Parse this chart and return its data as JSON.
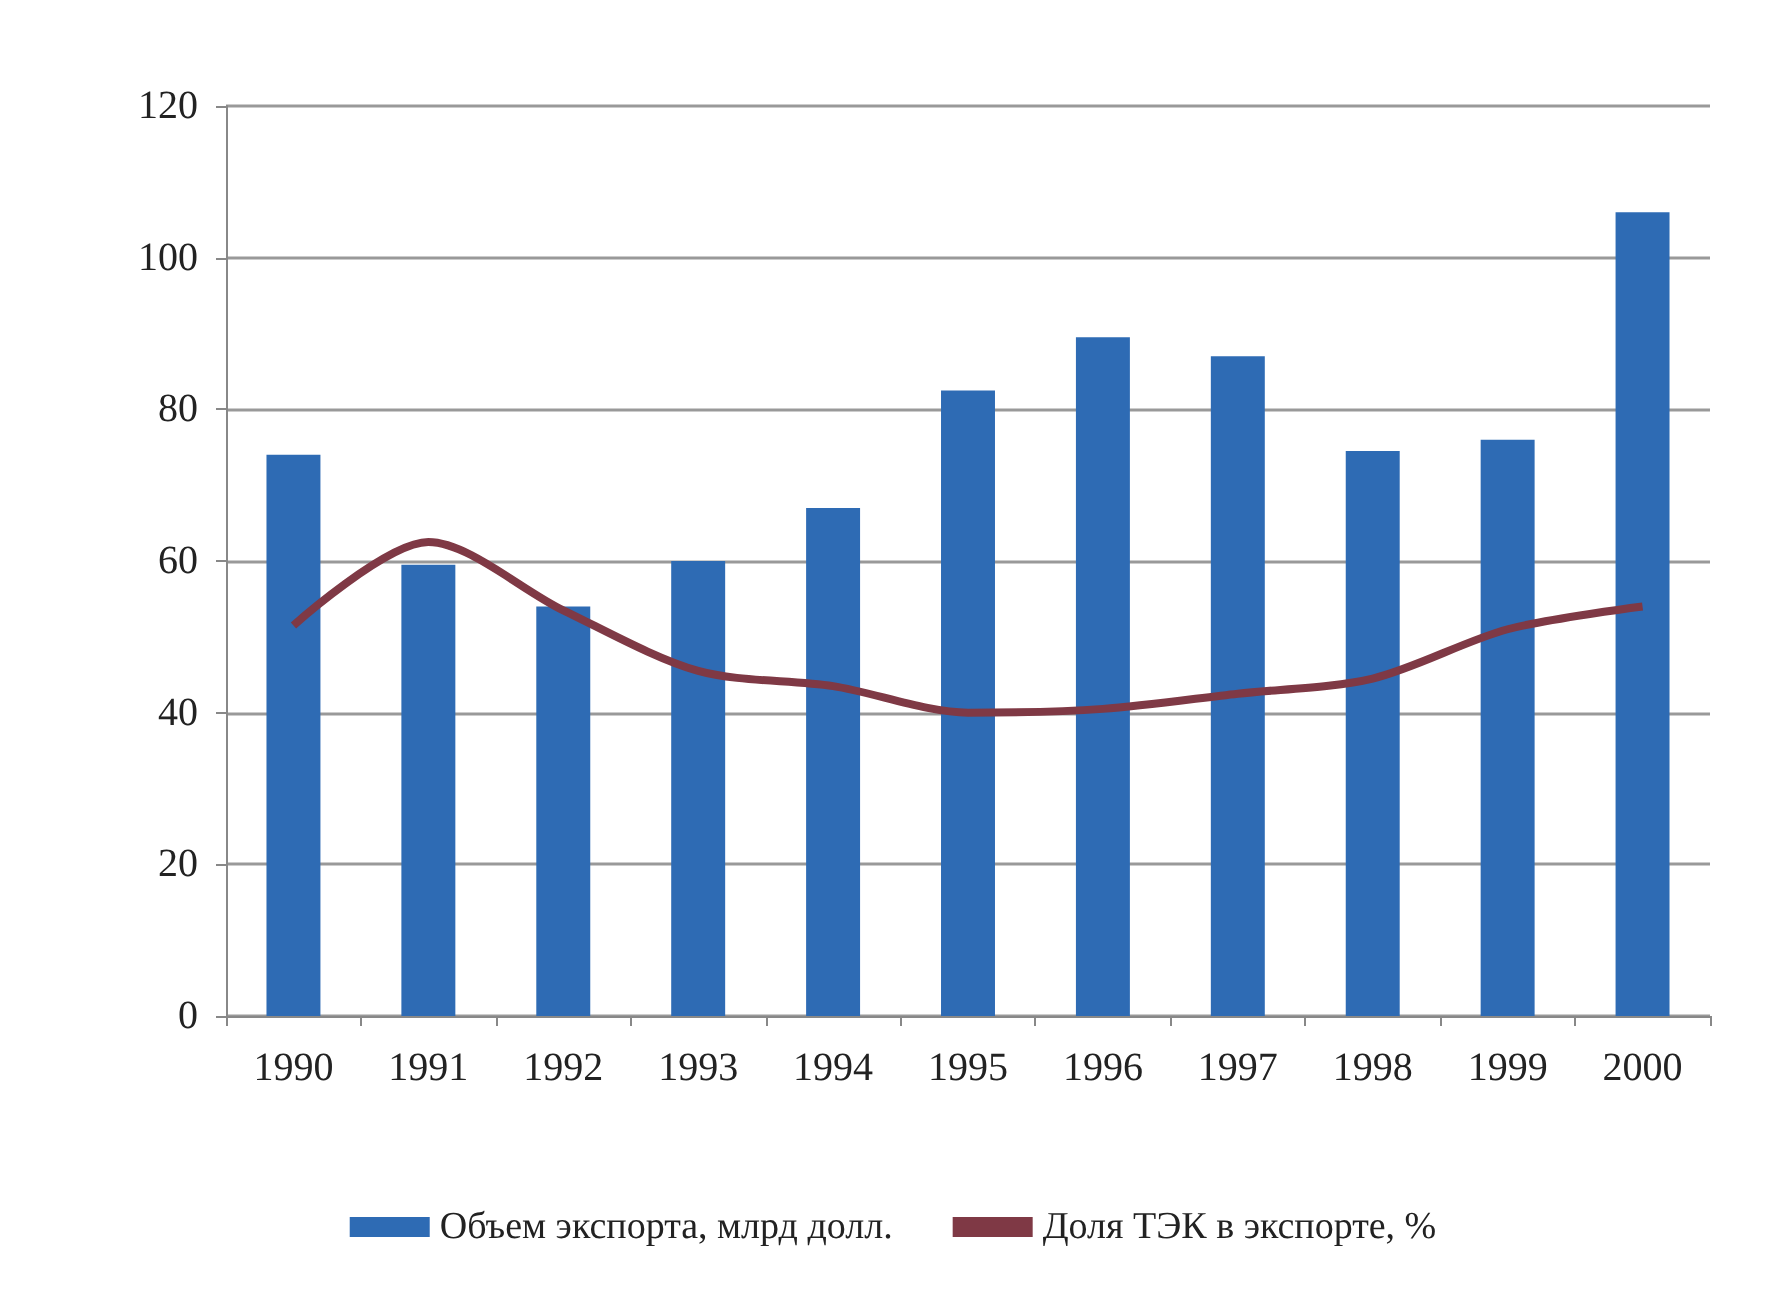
{
  "chart_data": {
    "type": "bar",
    "categories": [
      "1990",
      "1991",
      "1992",
      "1993",
      "1994",
      "1995",
      "1996",
      "1997",
      "1998",
      "1999",
      "2000"
    ],
    "series": [
      {
        "name": "Объем экспорта, млрд долл.",
        "color": "#2e6bb4",
        "values": [
          74,
          59.5,
          54,
          60,
          67,
          82.5,
          89.5,
          87,
          74.5,
          76,
          106
        ]
      },
      {
        "name": "Доля ТЭК в экспорте, %",
        "type": "line",
        "color": "#7f3945",
        "values": [
          51.5,
          62.5,
          53.5,
          45.5,
          43.5,
          40,
          40.5,
          42.5,
          44.5,
          51,
          54
        ]
      }
    ],
    "ylim": [
      0,
      120
    ],
    "yticks": [
      0,
      20,
      40,
      60,
      80,
      100,
      120
    ],
    "grid": "y",
    "legend": "bottom",
    "marker": "none"
  }
}
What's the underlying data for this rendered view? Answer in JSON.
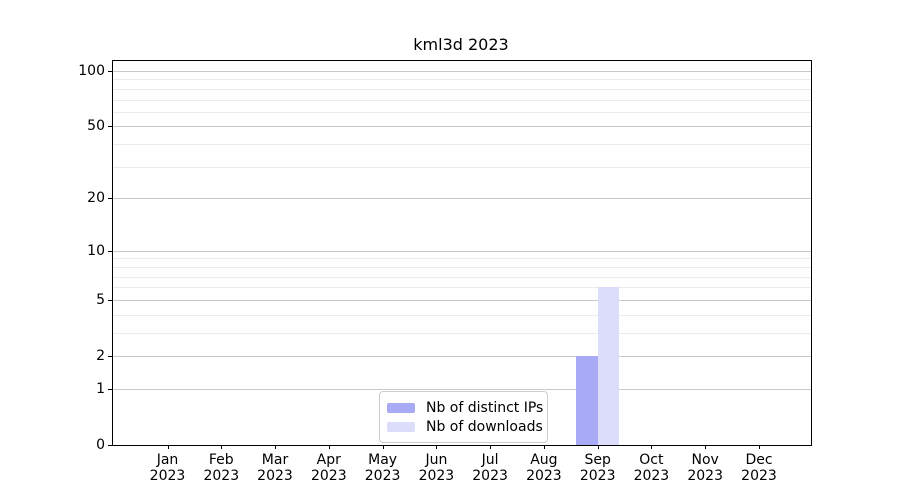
{
  "chart_data": {
    "type": "bar",
    "title": "kml3d 2023",
    "y_scale": "log1p",
    "ylim": [
      0,
      113
    ],
    "grid": true,
    "legend_position": "inside lower-center",
    "x_categories": [
      {
        "month": "Jan",
        "year": "2023"
      },
      {
        "month": "Feb",
        "year": "2023"
      },
      {
        "month": "Mar",
        "year": "2023"
      },
      {
        "month": "Apr",
        "year": "2023"
      },
      {
        "month": "May",
        "year": "2023"
      },
      {
        "month": "Jun",
        "year": "2023"
      },
      {
        "month": "Jul",
        "year": "2023"
      },
      {
        "month": "Aug",
        "year": "2023"
      },
      {
        "month": "Sep",
        "year": "2023"
      },
      {
        "month": "Oct",
        "year": "2023"
      },
      {
        "month": "Nov",
        "year": "2023"
      },
      {
        "month": "Dec",
        "year": "2023"
      }
    ],
    "y_ticks": [
      0,
      1,
      2,
      5,
      10,
      20,
      50,
      100
    ],
    "y_minor_gridlines": [
      1,
      2,
      3,
      4,
      5,
      6,
      7,
      8,
      9,
      10,
      20,
      30,
      40,
      50,
      60,
      70,
      80,
      90,
      100
    ],
    "series": [
      {
        "name": "Nb of distinct IPs",
        "color": "#a8aaf6",
        "values": [
          0,
          0,
          0,
          0,
          0,
          0,
          0,
          0,
          2,
          0,
          0,
          0
        ]
      },
      {
        "name": "Nb of downloads",
        "color": "#dcddfb",
        "values": [
          0,
          0,
          0,
          0,
          0,
          0,
          0,
          0,
          6,
          0,
          0,
          0
        ]
      }
    ],
    "colors": {
      "spine": "#000000",
      "grid_minor": "#ebebeb",
      "grid_major": "#c9c9c9",
      "background": "#ffffff"
    }
  }
}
※
__The exercise__. Every line in the data above that contains "month" needs to be copied.

__Reply__.
        "month": "Jan",
        "month": "Feb",
        "month": "Mar",
        "month": "Apr",
        "month": "May",
        "month": "Jun",
        "month": "Jul",
        "month": "Aug",
        "month": "Sep",
        "month": "Oct",
        "month": "Nov",
        "month": "Dec",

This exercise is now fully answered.